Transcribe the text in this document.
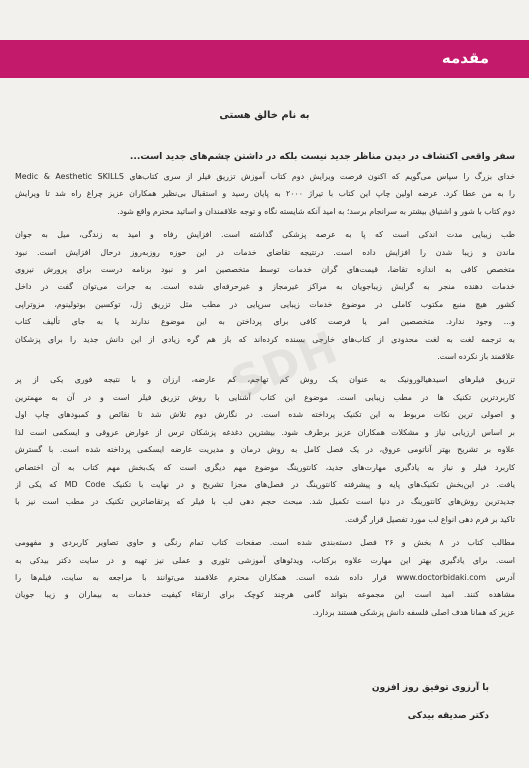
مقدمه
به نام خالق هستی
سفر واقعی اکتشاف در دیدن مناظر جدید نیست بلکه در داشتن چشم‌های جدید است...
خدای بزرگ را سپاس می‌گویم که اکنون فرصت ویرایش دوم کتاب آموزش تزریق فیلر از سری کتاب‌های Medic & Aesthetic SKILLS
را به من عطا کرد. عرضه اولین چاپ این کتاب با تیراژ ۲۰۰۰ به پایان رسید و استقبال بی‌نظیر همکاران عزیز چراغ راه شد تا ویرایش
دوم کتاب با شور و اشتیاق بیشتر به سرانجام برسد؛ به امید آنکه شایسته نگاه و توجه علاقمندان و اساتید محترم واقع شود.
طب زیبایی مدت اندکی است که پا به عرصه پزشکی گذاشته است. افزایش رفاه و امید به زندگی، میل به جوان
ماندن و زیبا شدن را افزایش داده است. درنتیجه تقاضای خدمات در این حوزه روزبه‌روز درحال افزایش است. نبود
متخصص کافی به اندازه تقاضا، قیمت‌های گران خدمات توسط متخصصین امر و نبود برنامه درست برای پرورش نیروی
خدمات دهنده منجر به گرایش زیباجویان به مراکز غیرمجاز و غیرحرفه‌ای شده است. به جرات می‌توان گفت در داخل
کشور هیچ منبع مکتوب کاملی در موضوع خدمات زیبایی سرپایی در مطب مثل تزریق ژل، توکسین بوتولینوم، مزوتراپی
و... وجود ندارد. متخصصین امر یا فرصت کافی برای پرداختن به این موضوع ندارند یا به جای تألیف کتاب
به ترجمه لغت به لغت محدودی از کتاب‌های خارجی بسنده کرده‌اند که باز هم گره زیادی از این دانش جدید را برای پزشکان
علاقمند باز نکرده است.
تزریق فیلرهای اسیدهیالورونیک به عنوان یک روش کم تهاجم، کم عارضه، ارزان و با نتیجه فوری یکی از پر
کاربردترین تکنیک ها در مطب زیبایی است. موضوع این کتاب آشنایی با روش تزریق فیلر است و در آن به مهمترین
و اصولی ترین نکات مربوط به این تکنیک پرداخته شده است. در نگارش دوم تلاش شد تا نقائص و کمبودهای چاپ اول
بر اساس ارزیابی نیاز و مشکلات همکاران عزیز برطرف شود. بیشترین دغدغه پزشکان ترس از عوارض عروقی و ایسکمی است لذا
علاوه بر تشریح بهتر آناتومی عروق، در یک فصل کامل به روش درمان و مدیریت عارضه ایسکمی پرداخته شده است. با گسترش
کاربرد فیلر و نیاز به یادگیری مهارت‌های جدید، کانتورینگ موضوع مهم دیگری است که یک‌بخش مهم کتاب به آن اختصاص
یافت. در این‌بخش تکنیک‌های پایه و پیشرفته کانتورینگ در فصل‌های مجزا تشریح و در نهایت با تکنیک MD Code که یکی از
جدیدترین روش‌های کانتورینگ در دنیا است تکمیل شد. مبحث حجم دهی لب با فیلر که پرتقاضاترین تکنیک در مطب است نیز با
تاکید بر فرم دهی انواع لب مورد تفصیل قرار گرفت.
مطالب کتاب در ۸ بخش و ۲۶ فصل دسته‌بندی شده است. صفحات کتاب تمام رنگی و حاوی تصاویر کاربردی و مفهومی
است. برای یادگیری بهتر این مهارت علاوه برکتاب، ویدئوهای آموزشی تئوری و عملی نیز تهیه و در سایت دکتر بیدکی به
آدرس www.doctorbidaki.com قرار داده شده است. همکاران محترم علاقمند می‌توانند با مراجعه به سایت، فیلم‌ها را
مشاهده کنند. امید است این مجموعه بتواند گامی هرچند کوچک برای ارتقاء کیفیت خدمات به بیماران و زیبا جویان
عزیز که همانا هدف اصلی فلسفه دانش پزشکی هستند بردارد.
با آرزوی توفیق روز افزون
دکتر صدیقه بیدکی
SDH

* _Work required_:
Each line that holds the word "دکتر" should be extracted from the records.

* _The solution_:
است. برای یادگیری بهتر این مهارت علاوه برکتاب، ویدئوهای آموزشی تئوری و عملی نیز تهیه و در سایت دکتر بیدکی به
دکتر صدیقه بیدکی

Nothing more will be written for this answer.